• Set problem
Transcribe the records that follow exactly. Skip the pictures.

** Begin **

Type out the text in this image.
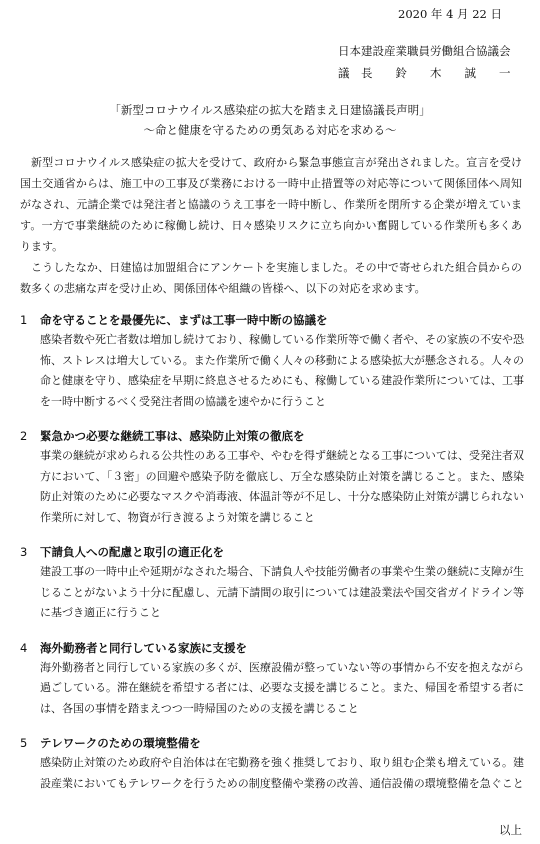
2020 年 4 月 22 日
日本建設産業職員労働組合協議会
議　長　　鈴　　木　　誠　　一
「新型コロナウイルス感染症の拡大を踏まえ日建協議長声明」
～命と健康を守るための勇気ある対応を求める～

新型コロナウイルス感染症の拡大を受けて、政府から緊急事態宣言が発出されました。宣言を受け国土交通省からは、施工中の工事及び業務における一時中止措置等の対応等について関係団体へ周知がなされ、元請企業では発注者と協議のうえ工事を一時中断し、作業所を閉所する企業が増えています。一方で事業継続のために稼働し続け、日々感染リスクに立ち向かい奮闘している作業所も多くあります。

こうしたなか、日建協は加盟組合にアンケートを実施しました。その中で寄せられた組合員からの数多くの悲痛な声を受け止め、関係団体や組織の皆様へ、以下の対応を求めます。

1	命を守ることを最優先に、まずは工事一時中断の協議を

感染者数や死亡者数は増加し続けており、稼働している作業所等で働く者や、その家族の不安や恐怖、ストレスは増大している。また作業所で働く人々の移動による感染拡大が懸念される。人々の命と健康を守り、感染症を早期に終息させるためにも、稼働している建設作業所については、工事を一時中断するべく受発注者間の協議を速やかに行うこと

2	緊急かつ必要な継続工事は、感染防止対策の徹底を

事業の継続が求められる公共性のある工事や、やむを得ず継続となる工事については、受発注者双方において、「３密」の回避や感染予防を徹底し、万全な感染防止対策を講じること。また、感染防止対策のために必要なマスクや消毒液、体温計等が不足し、十分な感染防止対策が講じられない作業所に対して、物資が行き渡るよう対策を講じること

3	下請負人への配慮と取引の適正化を

建設工事の一時中止や延期がなされた場合、下請負人や技能労働者の事業や生業の継続に支障が生じることがないよう十分に配慮し、元請下請間の取引については建設業法や国交省ガイドライン等に基づき適正に行うこと

4	海外勤務者と同行している家族に支援を

海外勤務者と同行している家族の多くが、医療設備が整っていない等の事情から不安を抱えながら過ごしている。滞在継続を希望する者には、必要な支援を講じること。また、帰国を希望する者には、各国の事情を踏まえつつ一時帰国のための支援を講じること

5	テレワークのための環境整備を

感染防止対策のため政府や自治体は在宅勤務を強く推奨しており、取り組む企業も増えている。建設産業においてもテレワークを行うための制度整備や業務の改善、通信設備の環境整備を急ぐこと

以上
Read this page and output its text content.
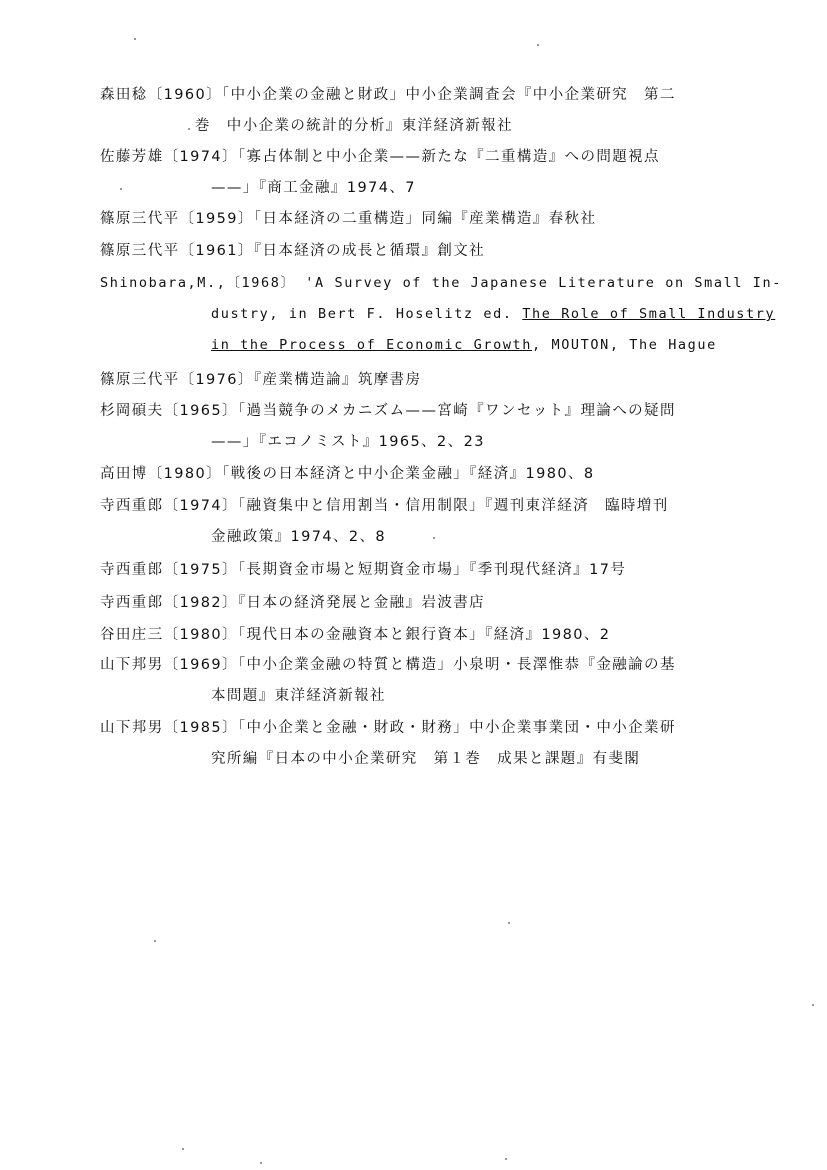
森田稔〔1960〕「中小企業の金融と財政」中小企業調査会『中小企業研究　第二
巻　中小企業の統計的分析』東洋経済新報社
佐藤芳雄〔1974〕「寡占体制と中小企業——新たな『二重構造』への問題視点
——」『商工金融』1974、7
篠原三代平〔1959〕「日本経済の二重構造」同編『産業構造』春秋社
篠原三代平〔1961〕『日本経済の成長と循環』創文社
Shinobara,M.,〔1968〕 'A Survey of the Japanese Literature on Small In-
dustry, in Bert F. Hoselitz ed. The Role of Small Industry
in the Process of Economic Growth, MOUTON, The Hague
篠原三代平〔1976〕『産業構造論』筑摩書房
杉岡碩夫〔1965〕「過当競争のメカニズム——宮崎『ワンセット』理論への疑問
——」『エコノミスト』1965、2、23
高田博〔1980〕「戦後の日本経済と中小企業金融」『経済』1980、8
寺西重郎〔1974〕「融資集中と信用割当・信用制限」『週刊東洋経済　臨時増刊
金融政策』1974、2、8
寺西重郎〔1975〕「長期資金市場と短期資金市場」『季刊現代経済』17号
寺西重郎〔1982〕『日本の経済発展と金融』岩波書店
谷田庄三〔1980〕「現代日本の金融資本と銀行資本」『経済』1980、2
山下邦男〔1969〕「中小企業金融の特質と構造」小泉明・長澤惟恭『金融論の基
本問題』東洋経済新報社
山下邦男〔1985〕「中小企業と金融・財政・財務」中小企業事業団・中小企業研
究所編『日本の中小企業研究　第１巻　成果と課題』有斐閣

** End **

• Correct result
Type out the text in this image.
2020 年 4 月 22 日
日本建設産業職員労働組合協議会
議　長　　鈴　　木　　誠　　一
「新型コロナウイルス感染症の拡大を踏まえ日建協議長声明」
～命と健康を守るための勇気ある対応を求める～

新型コロナウイルス感染症の拡大を受けて、政府から緊急事態宣言が発出されました。宣言を受け国土交通省からは、施工中の工事及び業務における一時中止措置等の対応等について関係団体へ周知がなされ、元請企業では発注者と協議のうえ工事を一時中断し、作業所を閉所する企業が増えています。一方で事業継続のために稼働し続け、日々感染リスクに立ち向かい奮闘している作業所も多くあります。

こうしたなか、日建協は加盟組合にアンケートを実施しました。その中で寄せられた組合員からの数多くの悲痛な声を受け止め、関係団体や組織の皆様へ、以下の対応を求めます。

1	命を守ることを最優先に、まずは工事一時中断の協議を

感染者数や死亡者数は増加し続けており、稼働している作業所等で働く者や、その家族の不安や恐怖、ストレスは増大している。また作業所で働く人々の移動による感染拡大が懸念される。人々の命と健康を守り、感染症を早期に終息させるためにも、稼働している建設作業所については、工事を一時中断するべく受発注者間の協議を速やかに行うこと

2	緊急かつ必要な継続工事は、感染防止対策の徹底を

事業の継続が求められる公共性のある工事や、やむを得ず継続となる工事については、受発注者双方において、「３密」の回避や感染予防を徹底し、万全な感染防止対策を講じること。また、感染防止対策のために必要なマスクや消毒液、体温計等が不足し、十分な感染防止対策が講じられない作業所に対して、物資が行き渡るよう対策を講じること

3	下請負人への配慮と取引の適正化を

建設工事の一時中止や延期がなされた場合、下請負人や技能労働者の事業や生業の継続に支障が生じることがないよう十分に配慮し、元請下請間の取引については建設業法や国交省ガイドライン等に基づき適正に行うこと

4	海外勤務者と同行している家族に支援を

海外勤務者と同行している家族の多くが、医療設備が整っていない等の事情から不安を抱えながら過ごしている。滞在継続を希望する者には、必要な支援を講じること。また、帰国を希望する者には、各国の事情を踏まえつつ一時帰国のための支援を講じること

5	テレワークのための環境整備を

感染防止対策のため政府や自治体は在宅勤務を強く推奨しており、取り組む企業も増えている。建設産業においてもテレワークを行うための制度整備や業務の改善、通信設備の環境整備を急ぐこと

以上
Read this page and output its text content.
森田稔〔1960〕「中小企業の金融と財政」中小企業調査会『中小企業研究　第二
巻　中小企業の統計的分析』東洋経済新報社
佐藤芳雄〔1974〕「寡占体制と中小企業——新たな『二重構造』への問題視点
——」『商工金融』1974、7
篠原三代平〔1959〕「日本経済の二重構造」同編『産業構造』春秋社
篠原三代平〔1961〕『日本経済の成長と循環』創文社
Shinobara,M.,〔1968〕 'A Survey of the Japanese Literature on Small In-
dustry, in Bert F. Hoselitz ed. The Role of Small Industry
in the Process of Economic Growth, MOUTON, The Hague
篠原三代平〔1976〕『産業構造論』筑摩書房
杉岡碩夫〔1965〕「過当競争のメカニズム——宮崎『ワンセット』理論への疑問
——」『エコノミスト』1965、2、23
高田博〔1980〕「戦後の日本経済と中小企業金融」『経済』1980、8
寺西重郎〔1974〕「融資集中と信用割当・信用制限」『週刊東洋経済　臨時増刊
金融政策』1974、2、8
寺西重郎〔1975〕「長期資金市場と短期資金市場」『季刊現代経済』17号
寺西重郎〔1982〕『日本の経済発展と金融』岩波書店
谷田庄三〔1980〕「現代日本の金融資本と銀行資本」『経済』1980、2
山下邦男〔1969〕「中小企業金融の特質と構造」小泉明・長澤惟恭『金融論の基
本問題』東洋経済新報社
山下邦男〔1985〕「中小企業と金融・財政・財務」中小企業事業団・中小企業研
究所編『日本の中小企業研究　第１巻　成果と課題』有斐閣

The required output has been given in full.